■ **What the exercise asks**
From the listing, collect all lines containing the word "Modeling".

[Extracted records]
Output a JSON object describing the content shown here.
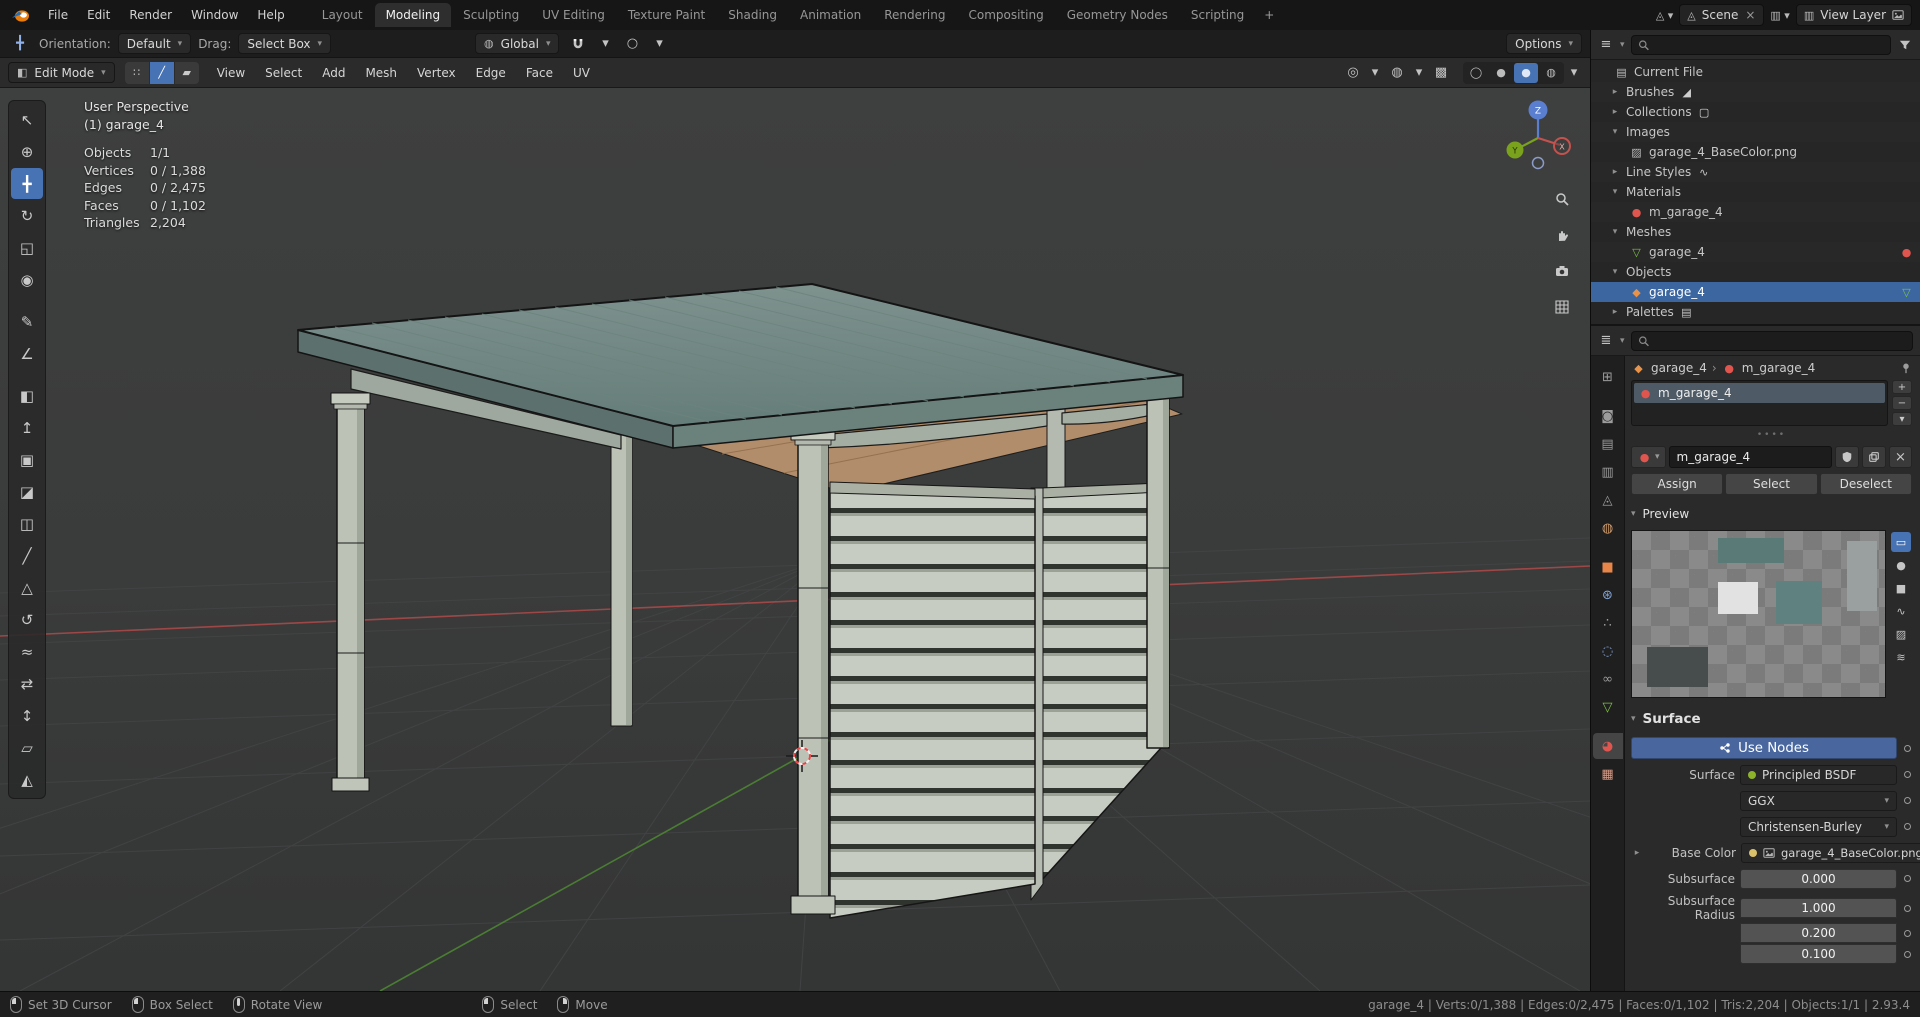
{
  "colors": {
    "accent_blue": "#4772b3",
    "object_orange": "#e87d0d",
    "mesh_green": "#7ec24a",
    "material_red": "#e0564f",
    "axis_x_red": "#b04a4a",
    "axis_y_green": "#4e8a33",
    "axis_z_blue": "#5a7fd0"
  },
  "topbar": {
    "menus": [
      "File",
      "Edit",
      "Render",
      "Window",
      "Help"
    ],
    "workspaces": [
      "Layout",
      "Modeling",
      "Sculpting",
      "UV Editing",
      "Texture Paint",
      "Shading",
      "Animation",
      "Rendering",
      "Compositing",
      "Geometry Nodes",
      "Scripting"
    ],
    "active_workspace": "Modeling",
    "add_tab": "+",
    "scene": {
      "label": "Scene"
    },
    "view_layer": {
      "label": "View Layer"
    }
  },
  "tool_settings": {
    "orientation_label": "Orientation:",
    "orientation_value": "Default",
    "drag_label": "Drag:",
    "drag_value": "Select Box",
    "transform_space": "Global",
    "options": "Options"
  },
  "viewport_header": {
    "mode": "Edit Mode",
    "menus": [
      "View",
      "Select",
      "Add",
      "Mesh",
      "Vertex",
      "Edge",
      "Face",
      "UV"
    ]
  },
  "toolbar_tools": [
    "select-box",
    "cursor",
    "move",
    "rotate",
    "scale",
    "transform",
    "annotate",
    "measure",
    "add-cube",
    "extrude-region",
    "inset-faces",
    "bevel",
    "loop-cut",
    "knife",
    "poly-build",
    "spin",
    "smooth",
    "edge-slide",
    "shrink-fatten",
    "shear",
    "rip-region"
  ],
  "active_tool": "move",
  "viewport": {
    "perspective_label": "User Perspective",
    "object_label": "(1) garage_4",
    "stats": [
      {
        "label": "Objects",
        "value": "1/1"
      },
      {
        "label": "Vertices",
        "value": "0 / 1,388"
      },
      {
        "label": "Edges",
        "value": "0 / 2,475"
      },
      {
        "label": "Faces",
        "value": "0 / 1,102"
      },
      {
        "label": "Triangles",
        "value": "2,204"
      }
    ],
    "gizmo": {
      "x": "X",
      "y": "Y",
      "z": "Z"
    }
  },
  "outliner": {
    "rows": [
      {
        "label": "Current File",
        "level": 0,
        "icon": "blend-file"
      },
      {
        "label": "Brushes",
        "level": 1,
        "arrow": "▸",
        "trail_icon": "brush"
      },
      {
        "label": "Collections",
        "level": 1,
        "arrow": "▸",
        "trail_icon": "collection"
      },
      {
        "label": "Images",
        "level": 1,
        "arrow": "▾"
      },
      {
        "label": "garage_4_BaseColor.png",
        "level": 2,
        "icon": "image"
      },
      {
        "label": "Line Styles",
        "level": 1,
        "arrow": "▸",
        "trail_icon": "linestyle"
      },
      {
        "label": "Materials",
        "level": 1,
        "arrow": "▾"
      },
      {
        "label": "m_garage_4",
        "level": 2,
        "icon": "material"
      },
      {
        "label": "Meshes",
        "level": 1,
        "arrow": "▾"
      },
      {
        "label": "garage_4",
        "level": 2,
        "icon": "mesh",
        "trail_icon": "material"
      },
      {
        "label": "Objects",
        "level": 1,
        "arrow": "▾"
      },
      {
        "label": "garage_4",
        "level": 2,
        "icon": "object",
        "trail_icon": "mesh",
        "selected": true
      },
      {
        "label": "Palettes",
        "level": 1,
        "arrow": "▸"
      }
    ]
  },
  "property_tabs": [
    "tool",
    "render",
    "output",
    "view-layer",
    "scene",
    "world",
    "object",
    "modifiers",
    "particles",
    "physics",
    "constraints",
    "object-data",
    "material",
    "texture"
  ],
  "active_property_tab": "material",
  "properties": {
    "breadcrumb": {
      "object": "garage_4",
      "separator": "›",
      "material": "m_garage_4"
    },
    "slot_name": "m_garage_4",
    "material_name": "m_garage_4",
    "buttons": {
      "assign": "Assign",
      "select": "Select",
      "deselect": "Deselect"
    },
    "preview_panel": "Preview",
    "preview_types": [
      "flat",
      "sphere",
      "cube",
      "hair",
      "cloth",
      "fluid"
    ],
    "surface_panel": "Surface",
    "use_nodes": "Use Nodes",
    "fields": {
      "surface_label": "Surface",
      "surface_value": "Principled BSDF",
      "distribution": "GGX",
      "subsurface_method": "Christensen-Burley",
      "base_color_label": "Base Color",
      "base_color_value": "garage_4_BaseColor.png",
      "subsurface_label": "Subsurface",
      "subsurface_value": "0.000",
      "subsurface_radius_label": "Subsurface Radius",
      "radius_x": "1.000",
      "radius_y": "0.200",
      "radius_z": "0.100"
    }
  },
  "statusbar": {
    "hints": [
      {
        "button": "left",
        "label": "Set 3D Cursor"
      },
      {
        "button": "left-drag",
        "label": "Box Select"
      },
      {
        "button": "middle",
        "label": "Rotate View"
      },
      {
        "button": "left",
        "label": "Select"
      },
      {
        "button": "right",
        "label": "Move"
      }
    ],
    "info": "garage_4 | Verts:0/1,388 | Edges:0/2,475 | Faces:0/1,102 | Tris:2,204 | Objects:1/1 | 2.93.4"
  }
}
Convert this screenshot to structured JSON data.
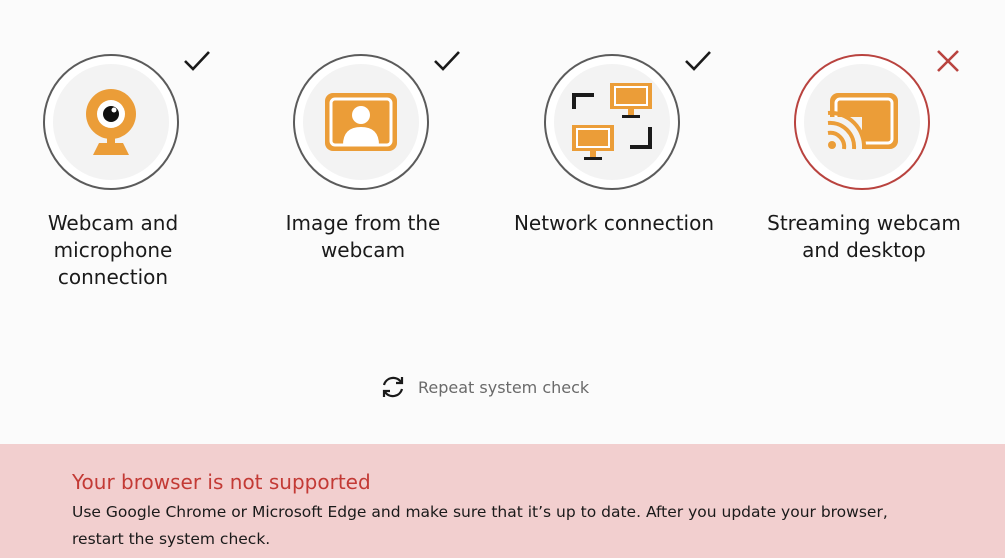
{
  "checks": [
    {
      "label": "Webcam and\nmicrophone\nconnection",
      "status": "ok",
      "icon": "webcam-icon"
    },
    {
      "label": "Image from the\nwebcam",
      "status": "ok",
      "icon": "user-image-icon"
    },
    {
      "label": "Network connection",
      "status": "ok",
      "icon": "network-icon"
    },
    {
      "label": "Streaming webcam\nand desktop",
      "status": "fail",
      "icon": "cast-icon"
    }
  ],
  "repeat": {
    "label": "Repeat system check",
    "icon": "refresh-icon"
  },
  "banner": {
    "title": "Your browser is not supported",
    "body": "Use Google Chrome or Microsoft Edge and make sure that it’s up to date. After you update your browser, restart the system check."
  },
  "colors": {
    "accent": "#eb9d38",
    "ok": "#1a1a1a",
    "fail": "#b9433f",
    "banner_bg": "#f2cfcf",
    "banner_title": "#c33a35"
  }
}
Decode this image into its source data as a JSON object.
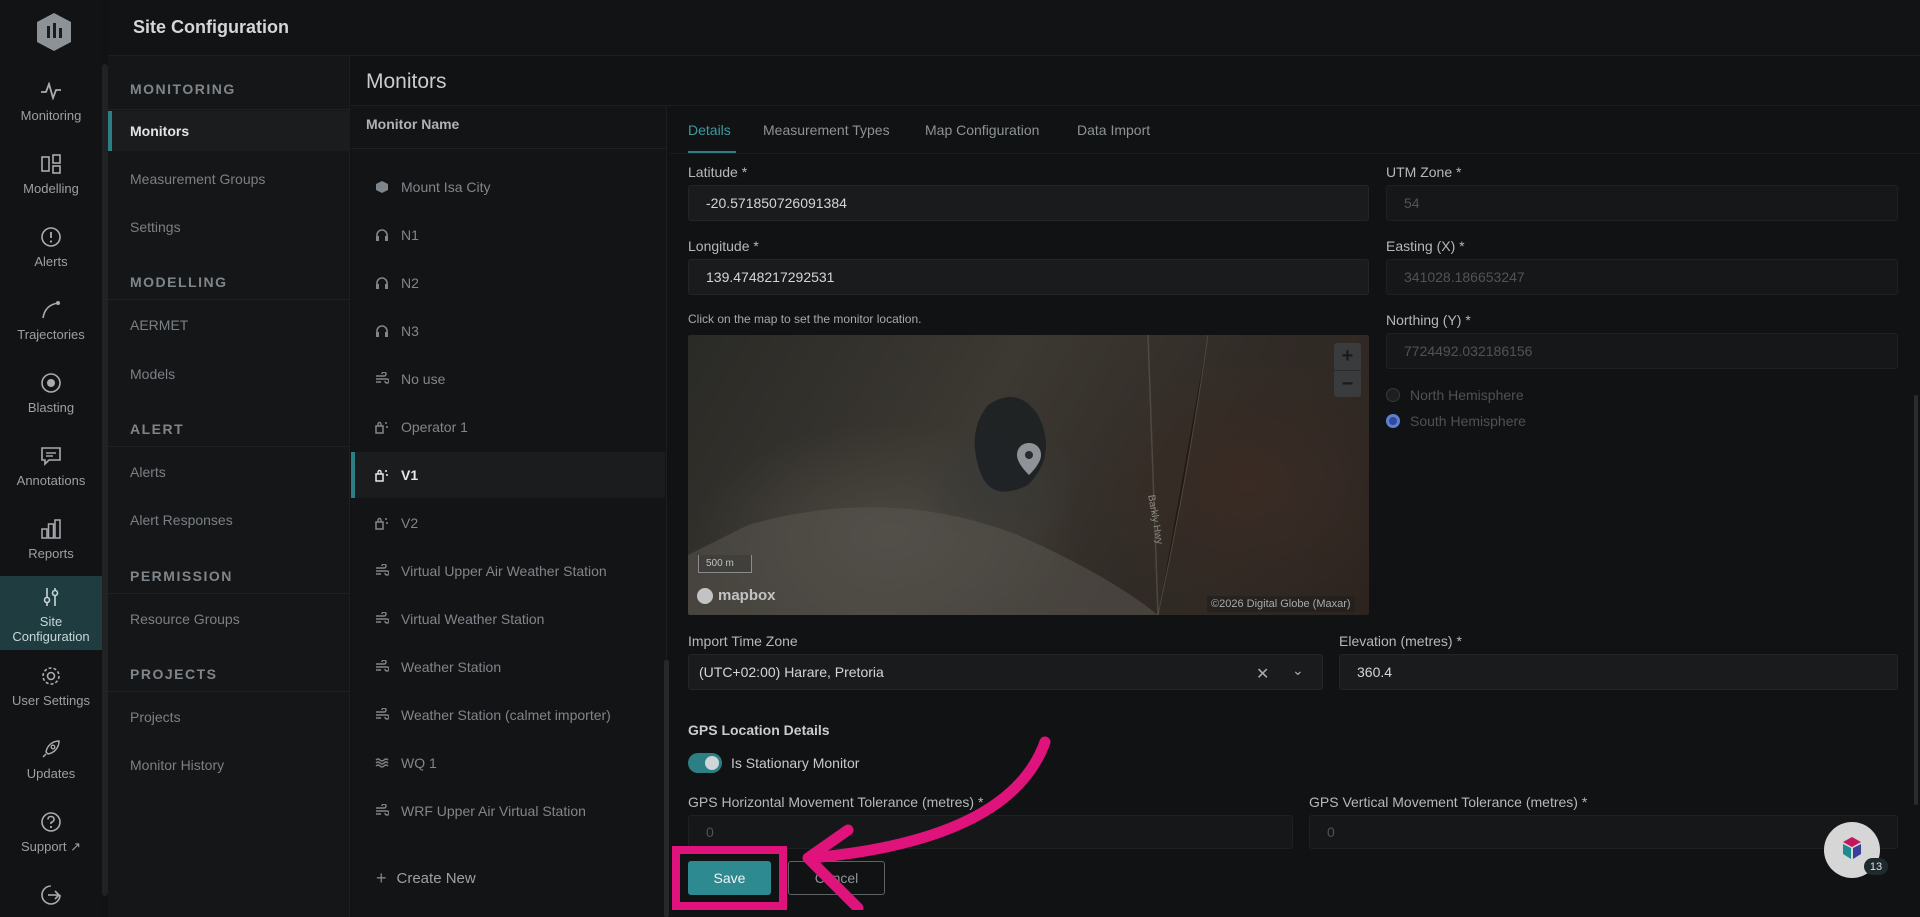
{
  "app": {
    "title": "Site Configuration"
  },
  "rail": {
    "items": [
      {
        "label": "Monitoring",
        "icon": "pulse-icon"
      },
      {
        "label": "Modelling",
        "icon": "modelling-icon"
      },
      {
        "label": "Alerts",
        "icon": "alert-circle-icon"
      },
      {
        "label": "Trajectories",
        "icon": "trajectory-icon"
      },
      {
        "label": "Blasting",
        "icon": "target-icon"
      },
      {
        "label": "Annotations",
        "icon": "comment-icon"
      },
      {
        "label": "Reports",
        "icon": "bar-chart-icon"
      },
      {
        "label": "Site Configuration",
        "icon": "sliders-icon"
      },
      {
        "label": "User Settings",
        "icon": "gear-icon"
      },
      {
        "label": "Updates",
        "icon": "rocket-icon"
      },
      {
        "label": "Support",
        "icon": "help-circle-icon"
      },
      {
        "label": "",
        "icon": "logout-icon"
      }
    ]
  },
  "sidebar": {
    "sections": [
      {
        "title": "MONITORING",
        "items": [
          "Monitors",
          "Measurement Groups",
          "Settings"
        ]
      },
      {
        "title": "MODELLING",
        "items": [
          "AERMET",
          "Models"
        ]
      },
      {
        "title": "ALERT",
        "items": [
          "Alerts",
          "Alert Responses"
        ]
      },
      {
        "title": "PERMISSION",
        "items": [
          "Resource Groups"
        ]
      },
      {
        "title": "PROJECTS",
        "items": [
          "Projects",
          "Monitor History"
        ]
      }
    ]
  },
  "monitors": {
    "title": "Monitors",
    "column_header": "Monitor Name",
    "items": [
      {
        "name": "Mount Isa City",
        "icon": "cube-icon"
      },
      {
        "name": "N1",
        "icon": "headphones-icon"
      },
      {
        "name": "N2",
        "icon": "headphones-icon"
      },
      {
        "name": "N3",
        "icon": "headphones-icon"
      },
      {
        "name": "No use",
        "icon": "weather-icon"
      },
      {
        "name": "Operator 1",
        "icon": "vibration-icon"
      },
      {
        "name": "V1",
        "icon": "vibration-icon"
      },
      {
        "name": "V2",
        "icon": "vibration-icon"
      },
      {
        "name": "Virtual Upper Air Weather Station",
        "icon": "weather-icon"
      },
      {
        "name": "Virtual Weather Station",
        "icon": "weather-icon"
      },
      {
        "name": "Weather Station",
        "icon": "weather-icon"
      },
      {
        "name": "Weather Station (calmet importer)",
        "icon": "weather-icon"
      },
      {
        "name": "WQ 1",
        "icon": "water-icon"
      },
      {
        "name": "WRF Upper Air Virtual Station",
        "icon": "weather-icon"
      }
    ],
    "create_new": "Create New"
  },
  "tabs": [
    "Details",
    "Measurement Types",
    "Map Configuration",
    "Data Import"
  ],
  "form": {
    "latitude_label": "Latitude *",
    "latitude_value": "-20.571850726091384",
    "longitude_label": "Longitude *",
    "longitude_value": "139.4748217292531",
    "map_hint": "Click on the map to set the monitor location.",
    "utm_zone_label": "UTM Zone *",
    "utm_zone_value": "54",
    "easting_label": "Easting (X) *",
    "easting_value": "341028.186653247",
    "northing_label": "Northing (Y) *",
    "northing_value": "7724492.032186156",
    "hemisphere_north": "North Hemisphere",
    "hemisphere_south": "South Hemisphere",
    "timezone_label": "Import Time Zone",
    "timezone_value": "(UTC+02:00) Harare, Pretoria",
    "elevation_label": "Elevation (metres) *",
    "elevation_value": "360.4",
    "gps_section": "GPS Location Details",
    "stationary_label": "Is Stationary Monitor",
    "gps_h_label": "GPS Horizontal Movement Tolerance (metres) *",
    "gps_h_value": "0",
    "gps_v_label": "GPS Vertical Movement Tolerance (metres) *",
    "gps_v_value": "0",
    "save": "Save",
    "cancel": "Cancel"
  },
  "map": {
    "scale": "500 m",
    "brand": "mapbox",
    "attribution": "©2026 Digital Globe (Maxar)",
    "road": "Barkly Hwy",
    "zoom_in": "+",
    "zoom_out": "−"
  },
  "chat": {
    "badge": "13"
  },
  "colors": {
    "accent": "#2d7f86",
    "highlight": "#e0127c",
    "background": "#111213"
  }
}
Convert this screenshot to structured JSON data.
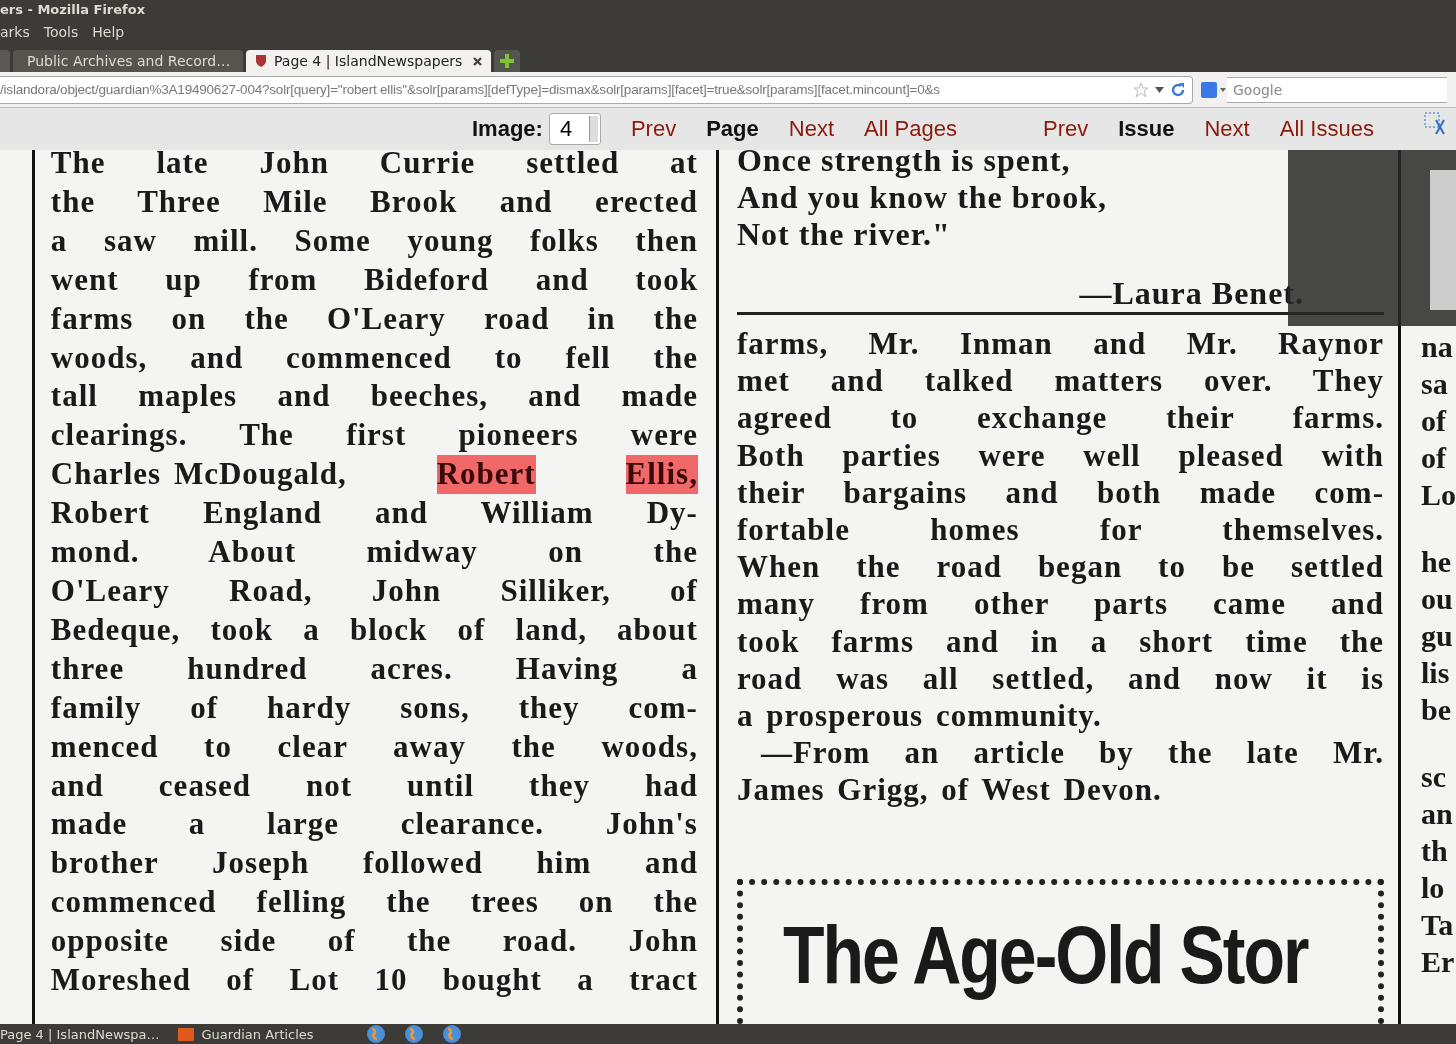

■ **Exercise answer**
      "Modeling",
    "active_workspace": "Modeling",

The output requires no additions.